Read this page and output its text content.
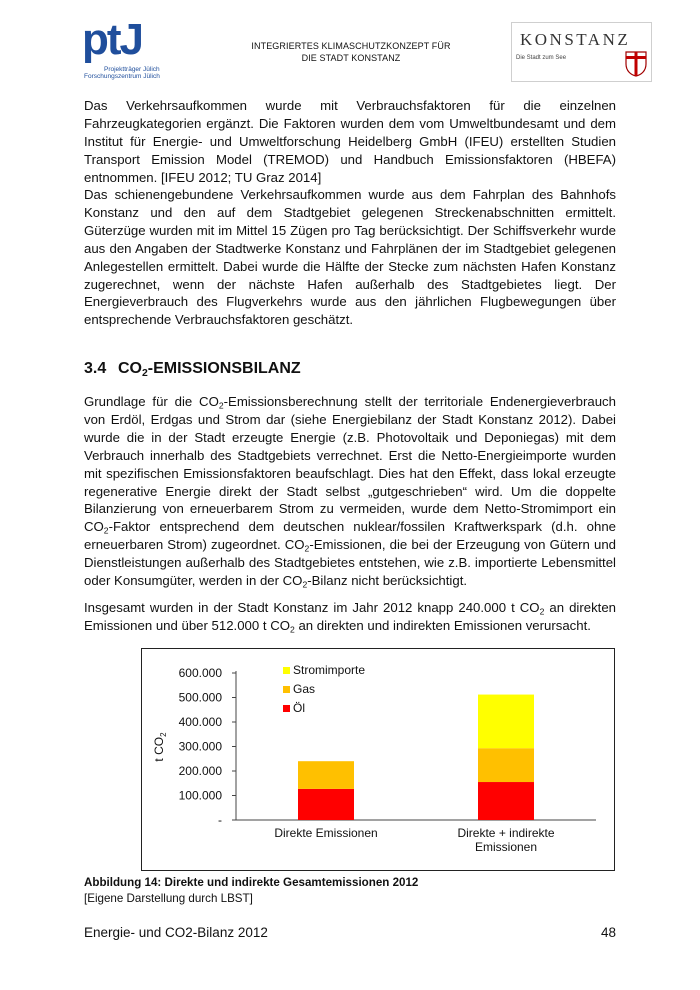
ptJ
Projektträger Jülich
Forschungszentrum Jülich
INTEGRIERTES KLIMASCHUTZKONZEPT FÜR
DIE STADT KONSTANZ
KONSTANZ
Die Stadt zum See

Das Verkehrsaufkommen wurde mit Verbrauchsfaktoren für die einzelnen Fahrzeugkategorien ergänzt. Die Faktoren wurden dem vom Umweltbundesamt und dem Institut für Energie- und Umweltforschung Heidelberg GmbH (IFEU) erstellten Studien Transport Emission Model (TREMOD) und Handbuch Emissionsfaktoren (HBEFA) entnommen. [IFEU 2012; TU Graz 2014]

Das schienengebundene Verkehrsaufkommen wurde aus dem Fahrplan des Bahnhofs Konstanz und den auf dem Stadtgebiet gelegenen Streckenabschnitten ermittelt. Güterzüge wurden mit im Mittel 15 Zügen pro Tag berücksichtigt. Der Schiffsverkehr wurde aus den Angaben der Stadtwerke Konstanz und Fahrplänen der im Stadtgebiet gelegenen Anlegestellen ermittelt. Dabei wurde die Hälfte der Stecke zum nächsten Hafen Konstanz zugerechnet, wenn der nächste Hafen außerhalb des Stadtgebietes liegt. Der Energieverbrauch des Flugverkehrs wurde aus den jährlichen Flugbewegungen über entsprechende Verbrauchsfaktoren geschätzt.

3.4 $CO_2$-EMISSIONSBILANZ

Grundlage für die $CO_2$-Emissionsberechnung stellt der territoriale Endenergieverbrauch von Erdöl, Erdgas und Strom dar (siehe Energiebilanz der Stadt Konstanz 2012). Dabei wurde die in der Stadt erzeugte Energie (z.B. Photovoltaik und Deponiegas) mit dem Verbrauch innerhalb des Stadtgebiets verrechnet. Erst die Netto-Energieimporte wurden mit spezifischen Emissionsfaktoren beaufschlagt. Dies hat den Effekt, dass lokal erzeugte regenerative Energie direkt der Stadt selbst „gutgeschrieben“ wird. Um die doppelte Bilanzierung von erneuerbarem Strom zu vermeiden, wurde dem Netto-Stromimport ein $CO_2$-Faktor entsprechend dem deutschen nuklear/fossilen Kraftwerkspark (d.h. ohne erneuerbaren Strom) zugeordnet. $CO_2$-Emissionen, die bei der Erzeugung von Gütern und Dienstleistungen außerhalb des Stadtgebietes entstehen, wie z.B. importierte Lebensmittel oder Konsumgüter, werden in der $CO_2$-Bilanz nicht berücksichtigt.

Insgesamt wurden in der Stadt Konstanz im Jahr 2012 knapp 240.000 t $CO_2$ an direkten Emissionen und über 512.000 t $CO_2$ an direkten und indirekten Emissionen verursacht.

-
100.000
200.000
300.000
400.000
500.000
600.000
t $CO_2$
Direkte Emissionen	Direkte + indirekte
Emissionen
Stromimporte
Gas
Öl
Abbildung 14: Direkte und indirekte Gesamtemissionen 2012
[Eigene Darstellung durch LBST]
Energie- und CO2-Bilanz 2012	48
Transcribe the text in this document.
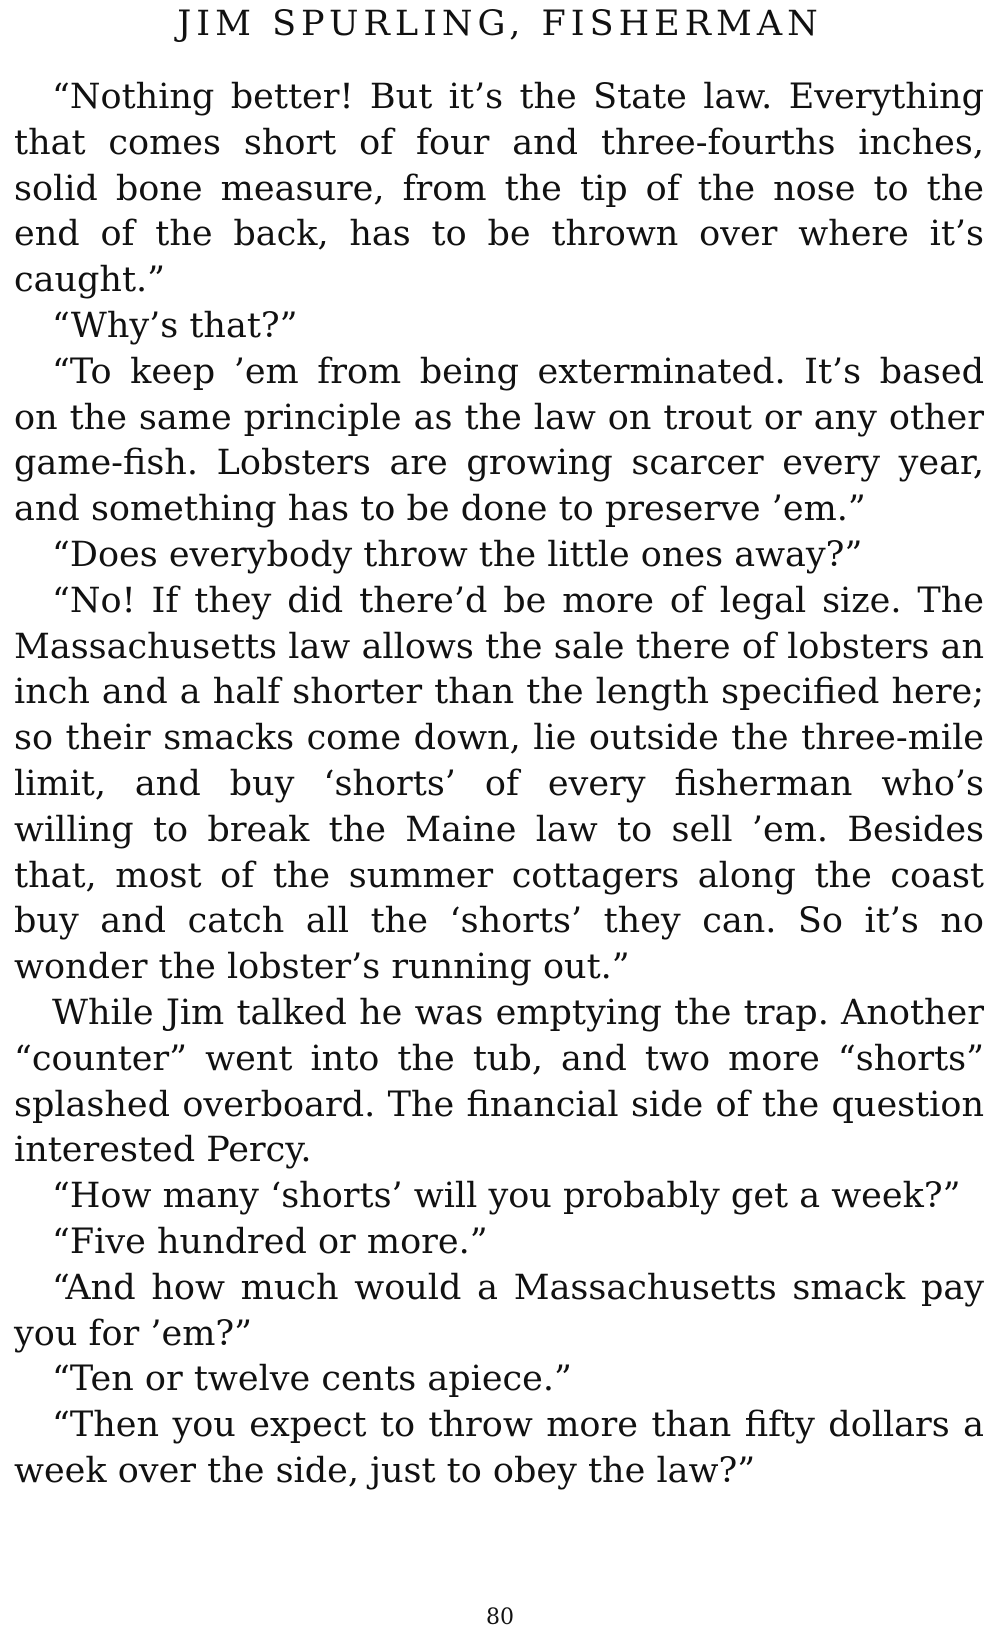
JIM SPURLING, FISHERMAN

“Nothing better! But it’s the State law. Everything that comes short of four and three-fourths inches, solid bone measure, from the tip of the nose to the end of the back, has to be thrown over where it’s caught.”

“Why’s that?”

“To keep ’em from being exterminated. It’s based on the same principle as the law on trout or any other game-fish. Lobsters are growing scarcer every year, and something has to be done to preserve ’em.”

“Does everybody throw the little ones away?”

“No! If they did there’d be more of legal size. The Massachusetts law allows the sale there of lobsters an inch and a half shorter than the length specified here; so their smacks come down, lie outside the three-mile limit, and buy ‘shorts’ of every fisherman who’s willing to break the Maine law to sell ’em. Besides that, most of the summer cottagers along the coast buy and catch all the ‘shorts’ they can. So it’s no wonder the lobster’s running out.”

While Jim talked he was emptying the trap. Another “counter” went into the tub, and two more “shorts” splashed overboard. The financial side of the question interested Percy.

“How many ‘shorts’ will you probably get a week?”

“Five hundred or more.”

“And how much would a Massachusetts smack pay you for ’em?”

“Ten or twelve cents apiece.”

“Then you expect to throw more than fifty dollars a week over the side, just to obey the law?”

80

☆ ☆ ☆ ☆ ☆

Repeat the lines above exactly, and keep every picture out.

Read this page and output its text content.
ptJ
Projektträger Jülich
Forschungszentrum Jülich
INTEGRIERTES KLIMASCHUTZKONZEPT FÜR
DIE STADT KONSTANZ
KONSTANZ
Die Stadt zum See

Das Verkehrsaufkommen wurde mit Verbrauchsfaktoren für die einzelnen Fahrzeugkategorien ergänzt. Die Faktoren wurden dem vom Umweltbundesamt und dem Institut für Energie- und Umweltforschung Heidelberg GmbH (IFEU) erstellten Studien Transport Emission Model (TREMOD) und Handbuch Emissionsfaktoren (HBEFA) entnommen. [IFEU 2012; TU Graz 2014]

Das schienengebundene Verkehrsaufkommen wurde aus dem Fahrplan des Bahnhofs Konstanz und den auf dem Stadtgebiet gelegenen Streckenabschnitten ermittelt. Güterzüge wurden mit im Mittel 15 Zügen pro Tag berücksichtigt. Der Schiffsverkehr wurde aus den Angaben der Stadtwerke Konstanz und Fahrplänen der im Stadtgebiet gelegenen Anlegestellen ermittelt. Dabei wurde die Hälfte der Stecke zum nächsten Hafen Konstanz zugerechnet, wenn der nächste Hafen außerhalb des Stadtgebietes liegt. Der Energieverbrauch des Flugverkehrs wurde aus den jährlichen Flugbewegungen über entsprechende Verbrauchsfaktoren geschätzt.

3.4 $CO_2$-EMISSIONSBILANZ

Grundlage für die $CO_2$-Emissionsberechnung stellt der territoriale Endenergieverbrauch von Erdöl, Erdgas und Strom dar (siehe Energiebilanz der Stadt Konstanz 2012). Dabei wurde die in der Stadt erzeugte Energie (z.B. Photovoltaik und Deponiegas) mit dem Verbrauch innerhalb des Stadtgebiets verrechnet. Erst die Netto-Energieimporte wurden mit spezifischen Emissionsfaktoren beaufschlagt. Dies hat den Effekt, dass lokal erzeugte regenerative Energie direkt der Stadt selbst „gutgeschrieben“ wird. Um die doppelte Bilanzierung von erneuerbarem Strom zu vermeiden, wurde dem Netto-Stromimport ein $CO_2$-Faktor entsprechend dem deutschen nuklear/fossilen Kraftwerkspark (d.h. ohne erneuerbaren Strom) zugeordnet. $CO_2$-Emissionen, die bei der Erzeugung von Gütern und Dienstleistungen außerhalb des Stadtgebietes entstehen, wie z.B. importierte Lebensmittel oder Konsumgüter, werden in der $CO_2$-Bilanz nicht berücksichtigt.

Insgesamt wurden in der Stadt Konstanz im Jahr 2012 knapp 240.000 t $CO_2$ an direkten Emissionen und über 512.000 t $CO_2$ an direkten und indirekten Emissionen verursacht.

-
100.000
200.000
300.000
400.000
500.000
600.000
t $CO_2$
Direkte Emissionen	Direkte + indirekte
Emissionen
Stromimporte
Gas
Öl
Abbildung 14: Direkte und indirekte Gesamtemissionen 2012
[Eigene Darstellung durch LBST]
Energie- und CO2-Bilanz 2012	48
Transcribe the text in this document.
JIM SPURLING, FISHERMAN

“Nothing better! But it’s the State law. Everything that comes short of four and three-fourths inches, solid bone measure, from the tip of the nose to the end of the back, has to be thrown over where it’s caught.”

“Why’s that?”

“To keep ’em from being exterminated. It’s based on the same principle as the law on trout or any other game-fish. Lobsters are growing scarcer every year, and something has to be done to preserve ’em.”

“Does everybody throw the little ones away?”

“No! If they did there’d be more of legal size. The Massachusetts law allows the sale there of lobsters an inch and a half shorter than the length specified here; so their smacks come down, lie outside the three-mile limit, and buy ‘shorts’ of every fisherman who’s willing to break the Maine law to sell ’em. Besides that, most of the summer cottagers along the coast buy and catch all the ‘shorts’ they can. So it’s no wonder the lobster’s running out.”

While Jim talked he was emptying the trap. Another “counter” went into the tub, and two more “shorts” splashed overboard. The financial side of the question interested Percy.

“How many ‘shorts’ will you probably get a week?”

“Five hundred or more.”

“And how much would a Massachusetts smack pay you for ’em?”

“Ten or twelve cents apiece.”

“Then you expect to throw more than fifty dollars a week over the side, just to obey the law?”

80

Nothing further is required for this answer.